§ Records
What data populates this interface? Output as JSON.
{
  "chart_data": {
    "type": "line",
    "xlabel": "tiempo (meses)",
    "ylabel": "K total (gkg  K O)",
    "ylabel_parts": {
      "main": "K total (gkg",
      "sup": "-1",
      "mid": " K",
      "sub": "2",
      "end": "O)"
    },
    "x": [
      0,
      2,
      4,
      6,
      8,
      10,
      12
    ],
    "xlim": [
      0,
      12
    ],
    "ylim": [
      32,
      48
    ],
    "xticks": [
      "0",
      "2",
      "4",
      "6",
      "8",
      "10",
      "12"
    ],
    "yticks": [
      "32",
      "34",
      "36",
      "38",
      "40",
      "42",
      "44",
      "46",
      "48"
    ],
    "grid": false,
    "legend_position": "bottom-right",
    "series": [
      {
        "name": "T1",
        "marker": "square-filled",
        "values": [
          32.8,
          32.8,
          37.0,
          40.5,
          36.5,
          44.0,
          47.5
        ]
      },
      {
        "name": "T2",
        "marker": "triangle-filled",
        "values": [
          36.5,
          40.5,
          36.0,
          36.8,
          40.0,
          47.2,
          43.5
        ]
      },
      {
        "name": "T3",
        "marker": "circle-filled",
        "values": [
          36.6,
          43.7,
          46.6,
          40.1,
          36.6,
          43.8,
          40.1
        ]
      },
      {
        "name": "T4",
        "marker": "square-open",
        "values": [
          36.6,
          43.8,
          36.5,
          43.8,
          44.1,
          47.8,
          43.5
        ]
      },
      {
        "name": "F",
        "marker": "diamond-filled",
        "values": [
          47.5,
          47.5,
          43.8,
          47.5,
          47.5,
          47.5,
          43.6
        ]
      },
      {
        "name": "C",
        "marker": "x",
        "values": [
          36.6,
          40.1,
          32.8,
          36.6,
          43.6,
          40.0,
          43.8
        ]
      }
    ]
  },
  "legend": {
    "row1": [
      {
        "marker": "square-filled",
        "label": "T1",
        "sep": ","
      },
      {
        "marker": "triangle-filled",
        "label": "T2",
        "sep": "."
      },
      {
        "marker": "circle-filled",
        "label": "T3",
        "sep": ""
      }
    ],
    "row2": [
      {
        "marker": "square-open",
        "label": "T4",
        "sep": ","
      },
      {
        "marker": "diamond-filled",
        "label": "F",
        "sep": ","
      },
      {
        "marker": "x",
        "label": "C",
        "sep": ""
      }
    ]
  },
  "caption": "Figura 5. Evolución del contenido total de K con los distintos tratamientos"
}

§ What the exercise asks
Reproduce the data, keeping every line exactly the same.

§ Task answer
What data populates this interface? Output as JSON.
{
  "chart_data": {
    "type": "line",
    "xlabel": "tiempo (meses)",
    "ylabel": "K total (gkg  K O)",
    "ylabel_parts": {
      "main": "K total (gkg",
      "sup": "-1",
      "mid": " K",
      "sub": "2",
      "end": "O)"
    },
    "x": [
      0,
      2,
      4,
      6,
      8,
      10,
      12
    ],
    "xlim": [
      0,
      12
    ],
    "ylim": [
      32,
      48
    ],
    "xticks": [
      "0",
      "2",
      "4",
      "6",
      "8",
      "10",
      "12"
    ],
    "yticks": [
      "32",
      "34",
      "36",
      "38",
      "40",
      "42",
      "44",
      "46",
      "48"
    ],
    "grid": false,
    "legend_position": "bottom-right",
    "series": [
      {
        "name": "T1",
        "marker": "square-filled",
        "values": [
          32.8,
          32.8,
          37.0,
          40.5,
          36.5,
          44.0,
          47.5
        ]
      },
      {
        "name": "T2",
        "marker": "triangle-filled",
        "values": [
          36.5,
          40.5,
          36.0,
          36.8,
          40.0,
          47.2,
          43.5
        ]
      },
      {
        "name": "T3",
        "marker": "circle-filled",
        "values": [
          36.6,
          43.7,
          46.6,
          40.1,
          36.6,
          43.8,
          40.1
        ]
      },
      {
        "name": "T4",
        "marker": "square-open",
        "values": [
          36.6,
          43.8,
          36.5,
          43.8,
          44.1,
          47.8,
          43.5
        ]
      },
      {
        "name": "F",
        "marker": "diamond-filled",
        "values": [
          47.5,
          47.5,
          43.8,
          47.5,
          47.5,
          47.5,
          43.6
        ]
      },
      {
        "name": "C",
        "marker": "x",
        "values": [
          36.6,
          40.1,
          32.8,
          36.6,
          43.6,
          40.0,
          43.8
        ]
      }
    ]
  },
  "legend": {
    "row1": [
      {
        "marker": "square-filled",
        "label": "T1",
        "sep": ","
      },
      {
        "marker": "triangle-filled",
        "label": "T2",
        "sep": "."
      },
      {
        "marker": "circle-filled",
        "label": "T3",
        "sep": ""
      }
    ],
    "row2": [
      {
        "marker": "square-open",
        "label": "T4",
        "sep": ","
      },
      {
        "marker": "diamond-filled",
        "label": "F",
        "sep": ","
      },
      {
        "marker": "x",
        "label": "C",
        "sep": ""
      }
    ]
  },
  "caption": "Figura 5. Evolución del contenido total de K con los distintos tratamientos"
}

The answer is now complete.